# Written request:
The data must be returned in full and exactly as given.

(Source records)
====================
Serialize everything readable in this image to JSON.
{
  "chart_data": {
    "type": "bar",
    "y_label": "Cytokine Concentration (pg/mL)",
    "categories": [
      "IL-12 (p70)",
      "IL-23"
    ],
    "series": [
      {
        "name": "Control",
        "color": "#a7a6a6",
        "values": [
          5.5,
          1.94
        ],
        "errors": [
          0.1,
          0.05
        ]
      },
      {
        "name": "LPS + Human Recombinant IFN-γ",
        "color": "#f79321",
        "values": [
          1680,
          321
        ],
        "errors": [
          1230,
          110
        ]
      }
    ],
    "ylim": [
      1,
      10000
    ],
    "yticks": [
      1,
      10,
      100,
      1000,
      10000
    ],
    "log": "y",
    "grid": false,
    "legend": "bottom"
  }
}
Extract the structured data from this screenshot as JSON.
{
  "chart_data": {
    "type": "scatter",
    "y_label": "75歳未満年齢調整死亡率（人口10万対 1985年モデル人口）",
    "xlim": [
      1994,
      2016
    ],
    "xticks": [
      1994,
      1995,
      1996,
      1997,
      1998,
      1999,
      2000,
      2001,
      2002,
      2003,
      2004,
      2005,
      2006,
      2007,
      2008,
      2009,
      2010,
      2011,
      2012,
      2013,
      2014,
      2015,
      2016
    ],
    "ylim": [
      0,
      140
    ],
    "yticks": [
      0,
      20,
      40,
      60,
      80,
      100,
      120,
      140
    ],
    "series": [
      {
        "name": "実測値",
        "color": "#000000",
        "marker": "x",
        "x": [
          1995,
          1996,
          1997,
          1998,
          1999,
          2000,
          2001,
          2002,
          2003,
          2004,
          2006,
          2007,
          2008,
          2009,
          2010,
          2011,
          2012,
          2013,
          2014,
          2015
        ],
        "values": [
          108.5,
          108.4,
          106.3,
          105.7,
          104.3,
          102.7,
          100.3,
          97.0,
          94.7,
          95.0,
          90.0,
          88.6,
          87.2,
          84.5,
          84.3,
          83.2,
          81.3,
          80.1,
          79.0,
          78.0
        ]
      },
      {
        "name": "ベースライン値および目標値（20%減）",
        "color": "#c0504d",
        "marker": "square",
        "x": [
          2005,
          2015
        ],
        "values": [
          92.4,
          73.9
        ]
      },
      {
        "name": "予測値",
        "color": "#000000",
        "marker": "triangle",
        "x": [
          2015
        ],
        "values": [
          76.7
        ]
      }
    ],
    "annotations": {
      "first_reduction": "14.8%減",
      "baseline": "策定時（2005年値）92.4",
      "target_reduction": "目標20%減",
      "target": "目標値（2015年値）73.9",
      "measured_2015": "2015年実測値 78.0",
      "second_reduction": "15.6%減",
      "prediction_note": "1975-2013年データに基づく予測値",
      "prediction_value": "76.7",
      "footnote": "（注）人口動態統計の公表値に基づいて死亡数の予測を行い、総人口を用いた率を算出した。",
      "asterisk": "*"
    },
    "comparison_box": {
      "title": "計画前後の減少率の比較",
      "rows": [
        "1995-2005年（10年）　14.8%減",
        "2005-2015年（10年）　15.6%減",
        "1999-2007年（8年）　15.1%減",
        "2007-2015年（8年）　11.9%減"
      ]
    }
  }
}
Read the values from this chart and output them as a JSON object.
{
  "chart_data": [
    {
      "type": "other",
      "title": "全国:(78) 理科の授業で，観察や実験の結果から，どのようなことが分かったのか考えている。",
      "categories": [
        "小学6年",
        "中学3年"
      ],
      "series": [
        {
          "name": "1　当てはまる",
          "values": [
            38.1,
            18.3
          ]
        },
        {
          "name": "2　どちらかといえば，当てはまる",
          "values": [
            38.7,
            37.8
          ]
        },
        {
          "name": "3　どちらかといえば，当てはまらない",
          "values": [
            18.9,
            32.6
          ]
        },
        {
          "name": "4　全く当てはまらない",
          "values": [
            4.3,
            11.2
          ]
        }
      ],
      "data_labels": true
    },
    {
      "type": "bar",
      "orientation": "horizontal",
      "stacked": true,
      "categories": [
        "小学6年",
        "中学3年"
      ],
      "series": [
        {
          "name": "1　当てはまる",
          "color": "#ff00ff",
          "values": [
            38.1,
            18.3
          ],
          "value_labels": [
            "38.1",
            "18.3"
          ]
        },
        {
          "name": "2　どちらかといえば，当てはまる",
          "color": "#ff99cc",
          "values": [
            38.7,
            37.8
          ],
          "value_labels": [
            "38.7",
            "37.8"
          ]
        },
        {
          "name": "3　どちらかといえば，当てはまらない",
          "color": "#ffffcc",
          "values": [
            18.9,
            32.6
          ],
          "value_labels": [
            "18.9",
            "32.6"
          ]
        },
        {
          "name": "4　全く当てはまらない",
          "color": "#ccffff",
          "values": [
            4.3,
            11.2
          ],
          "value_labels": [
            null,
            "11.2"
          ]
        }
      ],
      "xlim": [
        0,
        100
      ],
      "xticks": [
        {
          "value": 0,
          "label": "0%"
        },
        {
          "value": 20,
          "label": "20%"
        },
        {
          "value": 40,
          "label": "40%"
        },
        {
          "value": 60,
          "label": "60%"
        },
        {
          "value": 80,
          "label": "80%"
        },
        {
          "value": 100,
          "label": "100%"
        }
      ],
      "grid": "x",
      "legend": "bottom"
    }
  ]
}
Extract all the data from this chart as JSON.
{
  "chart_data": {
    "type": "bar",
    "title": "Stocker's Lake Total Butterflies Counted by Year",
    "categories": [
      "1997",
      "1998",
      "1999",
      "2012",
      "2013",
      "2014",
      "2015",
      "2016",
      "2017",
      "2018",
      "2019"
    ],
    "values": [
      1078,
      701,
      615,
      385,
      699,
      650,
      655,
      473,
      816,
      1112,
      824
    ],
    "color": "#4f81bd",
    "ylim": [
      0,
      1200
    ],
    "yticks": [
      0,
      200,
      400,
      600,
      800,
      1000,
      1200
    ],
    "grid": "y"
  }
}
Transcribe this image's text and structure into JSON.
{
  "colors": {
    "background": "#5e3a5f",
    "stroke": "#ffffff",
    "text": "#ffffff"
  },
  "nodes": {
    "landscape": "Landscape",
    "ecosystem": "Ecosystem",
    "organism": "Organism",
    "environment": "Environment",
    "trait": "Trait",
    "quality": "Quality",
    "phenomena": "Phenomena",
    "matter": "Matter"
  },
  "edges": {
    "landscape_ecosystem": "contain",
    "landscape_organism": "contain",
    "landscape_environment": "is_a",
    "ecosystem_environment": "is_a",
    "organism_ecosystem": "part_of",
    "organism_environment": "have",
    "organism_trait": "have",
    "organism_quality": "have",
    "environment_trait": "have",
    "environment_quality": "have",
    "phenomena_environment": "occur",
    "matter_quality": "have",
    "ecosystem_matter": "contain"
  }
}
====================
# Reply:
Serialize everything readable in this image to JSON.
{
  "chart_data": {
    "type": "bar",
    "y_label": "Cytokine Concentration (pg/mL)",
    "categories": [
      "IL-12 (p70)",
      "IL-23"
    ],
    "series": [
      {
        "name": "Control",
        "color": "#a7a6a6",
        "values": [
          5.5,
          1.94
        ],
        "errors": [
          0.1,
          0.05
        ]
      },
      {
        "name": "LPS + Human Recombinant IFN-γ",
        "color": "#f79321",
        "values": [
          1680,
          321
        ],
        "errors": [
          1230,
          110
        ]
      }
    ],
    "ylim": [
      1,
      10000
    ],
    "yticks": [
      1,
      10,
      100,
      1000,
      10000
    ],
    "log": "y",
    "grid": false,
    "legend": "bottom"
  }
}
Extract the structured data from this screenshot as JSON.
{
  "chart_data": {
    "type": "scatter",
    "y_label": "75歳未満年齢調整死亡率（人口10万対 1985年モデル人口）",
    "xlim": [
      1994,
      2016
    ],
    "xticks": [
      1994,
      1995,
      1996,
      1997,
      1998,
      1999,
      2000,
      2001,
      2002,
      2003,
      2004,
      2005,
      2006,
      2007,
      2008,
      2009,
      2010,
      2011,
      2012,
      2013,
      2014,
      2015,
      2016
    ],
    "ylim": [
      0,
      140
    ],
    "yticks": [
      0,
      20,
      40,
      60,
      80,
      100,
      120,
      140
    ],
    "series": [
      {
        "name": "実測値",
        "color": "#000000",
        "marker": "x",
        "x": [
          1995,
          1996,
          1997,
          1998,
          1999,
          2000,
          2001,
          2002,
          2003,
          2004,
          2006,
          2007,
          2008,
          2009,
          2010,
          2011,
          2012,
          2013,
          2014,
          2015
        ],
        "values": [
          108.5,
          108.4,
          106.3,
          105.7,
          104.3,
          102.7,
          100.3,
          97.0,
          94.7,
          95.0,
          90.0,
          88.6,
          87.2,
          84.5,
          84.3,
          83.2,
          81.3,
          80.1,
          79.0,
          78.0
        ]
      },
      {
        "name": "ベースライン値および目標値（20%減）",
        "color": "#c0504d",
        "marker": "square",
        "x": [
          2005,
          2015
        ],
        "values": [
          92.4,
          73.9
        ]
      },
      {
        "name": "予測値",
        "color": "#000000",
        "marker": "triangle",
        "x": [
          2015
        ],
        "values": [
          76.7
        ]
      }
    ],
    "annotations": {
      "first_reduction": "14.8%減",
      "baseline": "策定時（2005年値）92.4",
      "target_reduction": "目標20%減",
      "target": "目標値（2015年値）73.9",
      "measured_2015": "2015年実測値 78.0",
      "second_reduction": "15.6%減",
      "prediction_note": "1975-2013年データに基づく予測値",
      "prediction_value": "76.7",
      "footnote": "（注）人口動態統計の公表値に基づいて死亡数の予測を行い、総人口を用いた率を算出した。",
      "asterisk": "*"
    },
    "comparison_box": {
      "title": "計画前後の減少率の比較",
      "rows": [
        "1995-2005年（10年）　14.8%減",
        "2005-2015年（10年）　15.6%減",
        "1999-2007年（8年）　15.1%減",
        "2007-2015年（8年）　11.9%減"
      ]
    }
  }
}
Read the values from this chart and output them as a JSON object.
{
  "chart_data": [
    {
      "type": "other",
      "title": "全国:(78) 理科の授業で，観察や実験の結果から，どのようなことが分かったのか考えている。",
      "categories": [
        "小学6年",
        "中学3年"
      ],
      "series": [
        {
          "name": "1　当てはまる",
          "values": [
            38.1,
            18.3
          ]
        },
        {
          "name": "2　どちらかといえば，当てはまる",
          "values": [
            38.7,
            37.8
          ]
        },
        {
          "name": "3　どちらかといえば，当てはまらない",
          "values": [
            18.9,
            32.6
          ]
        },
        {
          "name": "4　全く当てはまらない",
          "values": [
            4.3,
            11.2
          ]
        }
      ],
      "data_labels": true
    },
    {
      "type": "bar",
      "orientation": "horizontal",
      "stacked": true,
      "categories": [
        "小学6年",
        "中学3年"
      ],
      "series": [
        {
          "name": "1　当てはまる",
          "color": "#ff00ff",
          "values": [
            38.1,
            18.3
          ],
          "value_labels": [
            "38.1",
            "18.3"
          ]
        },
        {
          "name": "2　どちらかといえば，当てはまる",
          "color": "#ff99cc",
          "values": [
            38.7,
            37.8
          ],
          "value_labels": [
            "38.7",
            "37.8"
          ]
        },
        {
          "name": "3　どちらかといえば，当てはまらない",
          "color": "#ffffcc",
          "values": [
            18.9,
            32.6
          ],
          "value_labels": [
            "18.9",
            "32.6"
          ]
        },
        {
          "name": "4　全く当てはまらない",
          "color": "#ccffff",
          "values": [
            4.3,
            11.2
          ],
          "value_labels": [
            null,
            "11.2"
          ]
        }
      ],
      "xlim": [
        0,
        100
      ],
      "xticks": [
        {
          "value": 0,
          "label": "0%"
        },
        {
          "value": 20,
          "label": "20%"
        },
        {
          "value": 40,
          "label": "40%"
        },
        {
          "value": 60,
          "label": "60%"
        },
        {
          "value": 80,
          "label": "80%"
        },
        {
          "value": 100,
          "label": "100%"
        }
      ],
      "grid": "x",
      "legend": "bottom"
    }
  ]
}
Extract all the data from this chart as JSON.
{
  "chart_data": {
    "type": "bar",
    "title": "Stocker's Lake Total Butterflies Counted by Year",
    "categories": [
      "1997",
      "1998",
      "1999",
      "2012",
      "2013",
      "2014",
      "2015",
      "2016",
      "2017",
      "2018",
      "2019"
    ],
    "values": [
      1078,
      701,
      615,
      385,
      699,
      650,
      655,
      473,
      816,
      1112,
      824
    ],
    "color": "#4f81bd",
    "ylim": [
      0,
      1200
    ],
    "yticks": [
      0,
      200,
      400,
      600,
      800,
      1000,
      1200
    ],
    "grid": "y"
  }
}
Transcribe this image's text and structure into JSON.
{
  "colors": {
    "background": "#5e3a5f",
    "stroke": "#ffffff",
    "text": "#ffffff"
  },
  "nodes": {
    "landscape": "Landscape",
    "ecosystem": "Ecosystem",
    "organism": "Organism",
    "environment": "Environment",
    "trait": "Trait",
    "quality": "Quality",
    "phenomena": "Phenomena",
    "matter": "Matter"
  },
  "edges": {
    "landscape_ecosystem": "contain",
    "landscape_organism": "contain",
    "landscape_environment": "is_a",
    "ecosystem_environment": "is_a",
    "organism_ecosystem": "part_of",
    "organism_environment": "have",
    "organism_trait": "have",
    "organism_quality": "have",
    "environment_trait": "have",
    "environment_quality": "have",
    "phenomena_environment": "occur",
    "matter_quality": "have",
    "ecosystem_matter": "contain"
  }
}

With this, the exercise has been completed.